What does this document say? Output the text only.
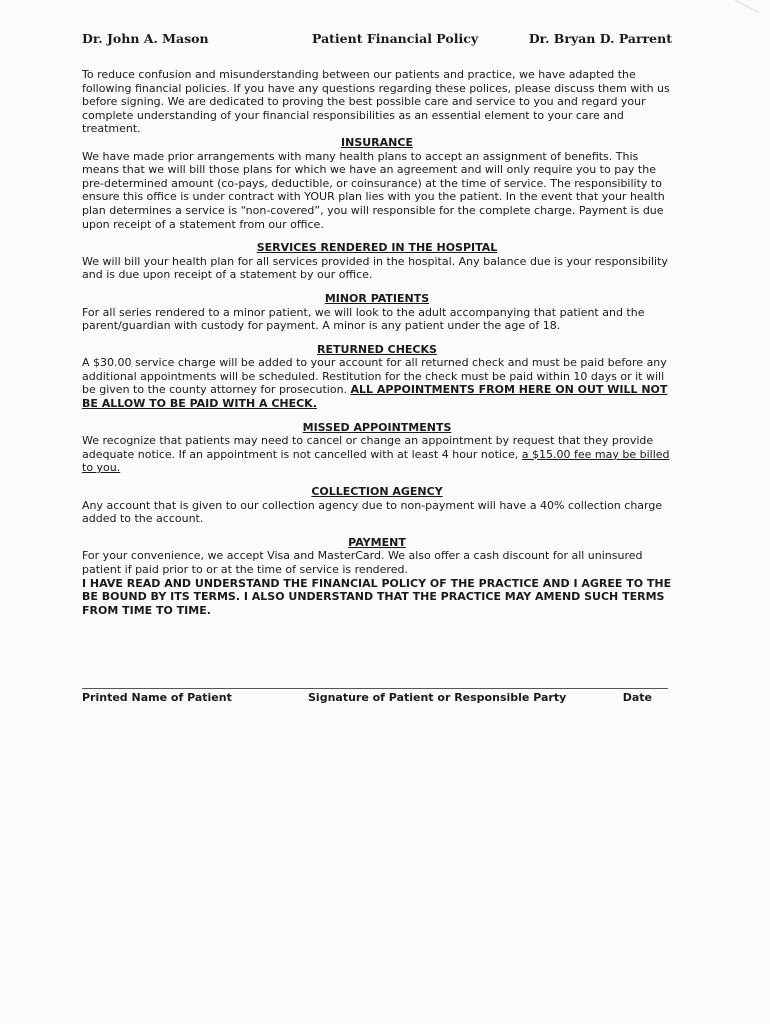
Dr. John A. Mason	Patient Financial Policy	Dr. Bryan D. Parrent

To reduce confusion and misunderstanding between our patients and practice, we have adapted the following financial policies. If you have any questions regarding these polices, please discuss them with us before signing. We are dedicated to proving the best possible care and service to you and regard your complete understanding of your financial responsibilities as an essential element to your care and treatment.

INSURANCE

We have made prior arrangements with many health plans to accept an assignment of benefits. This means that we will bill those plans for which we have an agreement and will only require you to pay the pre-determined amount (co-pays, deductible, or coinsurance) at the time of service. The responsibility to ensure this office is under contract with YOUR plan lies with you the patient. In the event that your health plan determines a service is “non-covered”, you will responsible for the complete charge. Payment is due upon receipt of a statement from our office.

SERVICES RENDERED IN THE HOSPITAL

We will bill your health plan for all services provided in the hospital. Any balance due is your responsibility and is due upon receipt of a statement by our office.

MINOR PATIENTS

For all series rendered to a minor patient, we will look to the adult accompanying that patient and the parent/guardian with custody for payment. A minor is any patient under the age of 18.

RETURNED CHECKS

A $30.00 service charge will be added to your account for all returned check and must be paid before any additional appointments will be scheduled. Restitution for the check must be paid within 10 days or it will be given to the county attorney for prosecution. ALL APPOINTMENTS FROM HERE ON OUT WILL NOT BE ALLOW TO BE PAID WITH A CHECK.

MISSED APPOINTMENTS

We recognize that patients may need to cancel or change an appointment by request that they provide adequate notice. If an appointment is not cancelled with at least 4 hour notice, a $15.00 fee may be billed to you.

COLLECTION AGENCY

Any account that is given to our collection agency due to non-payment will have a 40% collection charge added to the account.

PAYMENT

For your convenience, we accept Visa and MasterCard. We also offer a cash discount for all uninsured patient if paid prior to or at the time of service is rendered.

I HAVE READ AND UNDERSTAND THE FINANCIAL POLICY OF THE PRACTICE AND I AGREE TO THE BE BOUND BY ITS TERMS. I ALSO UNDERSTAND THAT THE PRACTICE MAY AMEND SUCH TERMS FROM TIME TO TIME.

Printed Name of Patient	Signature of Patient or Responsible Party	Date
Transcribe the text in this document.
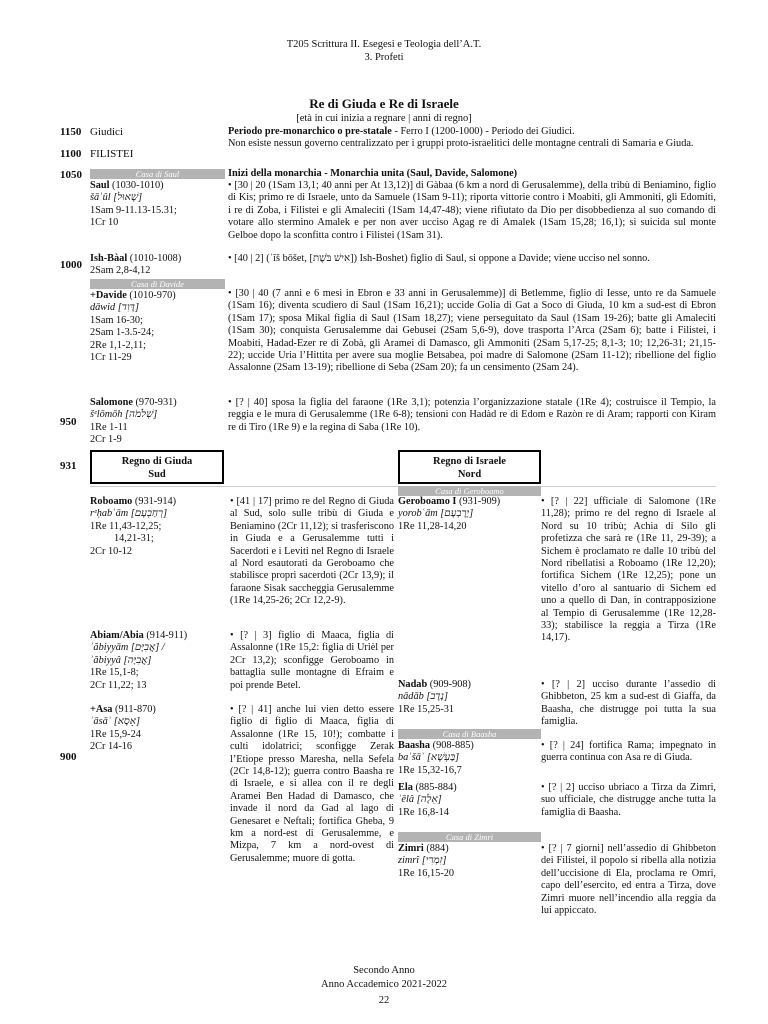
T205 Scrittura II. Esegesi e Teologia dell’A.T.
3. Profeti
Re di Giuda e Re di Israele
[età in cui inizia a regnare | anni di regno]
1150
1100
1050
1000
950
931
900
Giudici
FILISTEI
Periodo pre-monarchico o pre-statale - Ferro I (1200-1000) - Periodo dei Giudici.
Non esiste nessun governo centralizzato per i gruppi proto-israelitici delle montagne centrali di Samaria e Giuda.
Inizi della monarchia - Monarchia unita (Saul, Davide, Salomone)
Casa di Saul
Casa di Davide
Saul (1030-1010)
šāʾûl [שָׁאוּל]
1Sam 9-11.13-15.31;
1Cr 10
• [30 | 20 (1Sam 13,1; 40 anni per At 13,12)] di Gàbaa (6 km a nord di Gerusalemme), della tribù di Beniamino, figlio di Kis; primo re di Israele, unto da Samuele (1Sam 9-11); riporta vittorie contro i Moabiti, gli Ammoniti, gli Edomiti, i re di Zoba, i Filistei e gli Amaleciti (1Sam 14,47-48); viene rifiutato da Dio per disobbedienza al suo comando di votare allo stermino Amalek e per non aver ucciso Agag re di Amalek (1Sam 15,28; 16,1); si suicida sul monte Gelboe dopo la sconfitta contro i Filistei (1Sam 31).
Ish-Bàal (1010-1008)
2Sam 2,8-4,12
• [40 | 2] (ʾîš bōšet, [אִישׁ בֹּשֶׁת]) Ish-Boshet) figlio di Saul, si oppone a Davide; viene ucciso nel sonno.
+Davide (1010-970)
dāwid [דָּוִד]
1Sam 16-30;
2Sam 1-3.5-24;
2Re 1,1-2,11;
1Cr 11-29
• [30 | 40 (7 anni e 6 mesi in Ebron e 33 anni in Gerusalemme)] di Betlemme, figlio di Iesse, unto re da Samuele (1Sam 16); diventa scudiero di Saul (1Sam 16,21); uccide Golia di Gat a Soco di Giuda, 10 km a sud-est di Ebron (1Sam 17); sposa Mikal figlia di Saul (1Sam 18,27); viene perseguitato da Saul (1Sam 19-26); batte gli Amaleciti (1Sam 30); conquista Gerusalemme dai Gebusei (2Sam 5,6-9), dove trasporta l’Arca (2Sam 6); batte i Filistei, i Moabiti, Hadad-Ezer re di Zobà, gli Aramei di Damasco, gli Ammoniti (2Sam 5,17-25; 8,1-3; 10; 12,26-31; 21,15-22); uccide Uria l’Hittita per avere sua moglie Betsabea, poi madre di Salomone (2Sam 11-12); ribellione del figlio Assalonne (2Sam 13-19); ribellione di Seba (2Sam 20); fa un censimento (2Sam 24).
Salomone (970-931)
šᵉlōmōh [שְׁלֹמֹה]
1Re 1-11
2Cr 1-9
• [? | 40] sposa la figlia del faraone (1Re 3,1); potenzia l’organizzazione statale (1Re 4); costruisce il Tempio, la reggia e le mura di Gerusalemme (1Re 6-8); tensioni con Hadàd re di Edom e Razòn re di Aram; rapporti con Kiram re di Tiro (1Re 9) e la regina di Saba (1Re 10).
Regno di Giuda
Sud
Regno di Israele
Nord
Roboamo (931-914)
rᵉḥabʿām [רְחַבְעָם]
1Re 11,43-12,25;
14,21-31;
2Cr 10-12
• [41 | 17] primo re del Regno di Giuda al Sud, solo sulle tribù di Giuda e Beniamino (2Cr 11,12); si trasferiscono in Giuda e a Gerusalemme tutti i Sacerdoti e i Leviti nel Regno di Israele al Nord esautorati da Geroboamo che stabilisce propri sacerdoti (2Cr 13,9); il faraone Sisak saccheggia Gerusalemme (1Re 14,25-26; 2Cr 12,2-9).
Abiam/Abia (914-911)
ʾăbiyyām [אֲבִיָּם] /
ʾăbiyyâ [אֲבִיָּה]
1Re 15,1-8;
2Cr 11,22; 13
• [? | 3] figlio di Maaca, figlia di Assalonne (1Re 15,2: figlia di Urièl per 2Cr 13,2); sconfigge Geroboamo in battaglia sulle montagne di Efraim e poi prende Betel.
+Asa (911-870)
ʾāsāʾ [אָסָא]
1Re 15,9-24
2Cr 14-16
• [? | 41] anche lui vien detto essere figlio di figlio di Maaca, figlia di Assalonne (1Re 15, 10!); combatte i culti idolatrici; sconfigge Zerak l’Etiope presso Maresha, nella Sefela (2Cr 14,8-12); guerra contro Baasha re di Israele, e si allea con il re degli Aramei Ben Hadad di Damasco, che invade il nord da Gad al lago di Genesaret e Neftali; fortifica Gheba, 9 km a nord-est di Gerusalemme, e Mizpa, 7 km a nord-ovest di Gerusalemme; muore di gotta.
Casa di Geroboamo
Casa di Baasha
Casa di Zimri
Geroboamo I (931-909)
yorobʿām [יָרָבְעָם]
1Re 11,28-14,20
• [? | 22] ufficiale di Salomone (1Re 11,28); primo re del regno di Israele al Nord su 10 tribù; Achia di Silo gli profetizza che sarà re (1Re 11, 29-39); a Sichem è proclamato re dalle 10 tribù del Nord ribellatisi a Roboamo (1Re 12,20); fortifica Sichem (1Re 12,25); pone un vitello d’oro al santuario di Sichem ed uno a quello di Dan, in contrapposizione al Tempio di Gerusalemme (1Re 12,28-33); stabilisce la reggia a Tirza (1Re 14,17).
Nadab (909-908)
nādāb [נָדָב]
1Re 15,25-31
• [? | 2] ucciso durante l’assedio di Ghibbeton, 25 km a sud-est di Giaffa, da Baasha, che distrugge poi tutta la sua famiglia.
Baasha (908-885)
baʿšāʾ [בַּעְשָׁא]
1Re 15,32-16,7
• [? | 24] fortifica Rama; impegnato in guerra continua con Asa re di Giuda.
Ela (885-884)
ʾēlâ [אֵלָה]
1Re 16,8-14
• [? | 2] ucciso ubriaco a Tirza da Zimri, suo ufficiale, che distrugge anche tutta la famiglia di Baasha.
Zimri (884)
zimrî [זִמְרִי]
1Re 16,15-20
• [? | 7 giorni] nell’assedio di Ghibbeton dei Filistei, il popolo si ribella alla notizia dell’uccisione di Ela, proclama re Omri, capo dell’esercito, ed entra a Tirza, dove Zimri muore nell’incendio alla reggia da lui appiccato.
Secondo Anno
Anno Accademico 2021-2022
22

[ABOUT THIS TASK]: Each line of the listing that includes the word "before" should be copied out.

[REPLY]:
To reduce confusion and misunderstanding between our patients and practice, we have adapted the following financial policies. If you have any questions regarding these polices, please discuss them with us before signing. We are dedicated to proving the best possible care and service to you and regard your complete understanding of your financial responsibilities as an essential element to your care and treatment.
A $30.00 service charge will be added to your account for all returned check and must be paid before any additional appointments will be scheduled. Restitution for the check must be paid within 10 days or it will be given to the county attorney for prosecution. ALL APPOINTMENTS FROM HERE ON OUT WILL NOT BE ALLOW TO BE PAID WITH A CHECK.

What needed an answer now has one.